[Dataset items]
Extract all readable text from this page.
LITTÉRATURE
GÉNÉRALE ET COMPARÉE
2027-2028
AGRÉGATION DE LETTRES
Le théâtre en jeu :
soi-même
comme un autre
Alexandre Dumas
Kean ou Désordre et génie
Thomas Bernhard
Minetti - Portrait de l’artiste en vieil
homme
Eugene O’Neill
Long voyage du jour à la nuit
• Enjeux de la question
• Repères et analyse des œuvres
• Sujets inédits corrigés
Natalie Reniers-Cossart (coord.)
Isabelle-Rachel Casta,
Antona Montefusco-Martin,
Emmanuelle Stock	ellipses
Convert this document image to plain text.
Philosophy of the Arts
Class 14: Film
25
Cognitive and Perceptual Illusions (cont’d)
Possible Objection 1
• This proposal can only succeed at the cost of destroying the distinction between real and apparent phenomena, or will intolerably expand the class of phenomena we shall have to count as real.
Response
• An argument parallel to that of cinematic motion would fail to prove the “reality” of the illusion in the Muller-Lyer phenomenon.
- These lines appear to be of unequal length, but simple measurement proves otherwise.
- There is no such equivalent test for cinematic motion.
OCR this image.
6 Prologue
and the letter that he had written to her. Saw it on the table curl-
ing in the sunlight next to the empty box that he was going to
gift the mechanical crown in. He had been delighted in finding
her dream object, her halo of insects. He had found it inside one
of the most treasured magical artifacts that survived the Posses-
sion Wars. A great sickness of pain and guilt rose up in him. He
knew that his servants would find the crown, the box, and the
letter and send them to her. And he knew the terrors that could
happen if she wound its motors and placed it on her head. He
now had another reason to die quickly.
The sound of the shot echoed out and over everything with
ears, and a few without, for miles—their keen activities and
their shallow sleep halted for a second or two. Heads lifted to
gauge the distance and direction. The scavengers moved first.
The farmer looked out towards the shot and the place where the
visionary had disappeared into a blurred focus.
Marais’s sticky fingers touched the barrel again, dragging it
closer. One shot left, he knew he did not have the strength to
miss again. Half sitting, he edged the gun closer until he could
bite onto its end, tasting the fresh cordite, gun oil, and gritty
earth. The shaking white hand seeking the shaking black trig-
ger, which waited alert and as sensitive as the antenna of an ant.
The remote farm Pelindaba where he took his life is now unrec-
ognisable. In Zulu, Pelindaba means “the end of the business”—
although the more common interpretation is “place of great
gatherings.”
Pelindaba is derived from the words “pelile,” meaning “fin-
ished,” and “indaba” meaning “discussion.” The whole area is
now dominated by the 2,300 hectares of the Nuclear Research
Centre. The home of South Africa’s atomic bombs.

### Goal
Please repeat the material above, word for word and in full.

### Exercise response
Extract all readable text from this page.
LITTÉRATURE
GÉNÉRALE ET COMPARÉE
2027-2028
AGRÉGATION DE LETTRES
Le théâtre en jeu :
soi-même
comme un autre
Alexandre Dumas
Kean ou Désordre et génie
Thomas Bernhard
Minetti - Portrait de l’artiste en vieil
homme
Eugene O’Neill
Long voyage du jour à la nuit
• Enjeux de la question
• Repères et analyse des œuvres
• Sujets inédits corrigés
Natalie Reniers-Cossart (coord.)
Isabelle-Rachel Casta,
Antona Montefusco-Martin,
Emmanuelle Stock	ellipses
Convert this document image to plain text.
Philosophy of the Arts
Class 14: Film
25
Cognitive and Perceptual Illusions (cont’d)
Possible Objection 1
• This proposal can only succeed at the cost of destroying the distinction between real and apparent phenomena, or will intolerably expand the class of phenomena we shall have to count as real.
Response
• An argument parallel to that of cinematic motion would fail to prove the “reality” of the illusion in the Muller-Lyer phenomenon.
- These lines appear to be of unequal length, but simple measurement proves otherwise.
- There is no such equivalent test for cinematic motion.
OCR this image.
6 Prologue
and the letter that he had written to her. Saw it on the table curl-
ing in the sunlight next to the empty box that he was going to
gift the mechanical crown in. He had been delighted in finding
her dream object, her halo of insects. He had found it inside one
of the most treasured magical artifacts that survived the Posses-
sion Wars. A great sickness of pain and guilt rose up in him. He
knew that his servants would find the crown, the box, and the
letter and send them to her. And he knew the terrors that could
happen if she wound its motors and placed it on her head. He
now had another reason to die quickly.
The sound of the shot echoed out and over everything with
ears, and a few without, for miles—their keen activities and
their shallow sleep halted for a second or two. Heads lifted to
gauge the distance and direction. The scavengers moved first.
The farmer looked out towards the shot and the place where the
visionary had disappeared into a blurred focus.
Marais’s sticky fingers touched the barrel again, dragging it
closer. One shot left, he knew he did not have the strength to
miss again. Half sitting, he edged the gun closer until he could
bite onto its end, tasting the fresh cordite, gun oil, and gritty
earth. The shaking white hand seeking the shaking black trig-
ger, which waited alert and as sensitive as the antenna of an ant.
The remote farm Pelindaba where he took his life is now unrec-
ognisable. In Zulu, Pelindaba means “the end of the business”—
although the more common interpretation is “place of great
gatherings.”
Pelindaba is derived from the words “pelile,” meaning “fin-
ished,” and “indaba” meaning “discussion.” The whole area is
now dominated by the 2,300 hectares of the Nuclear Research
Centre. The home of South Africa’s atomic bombs.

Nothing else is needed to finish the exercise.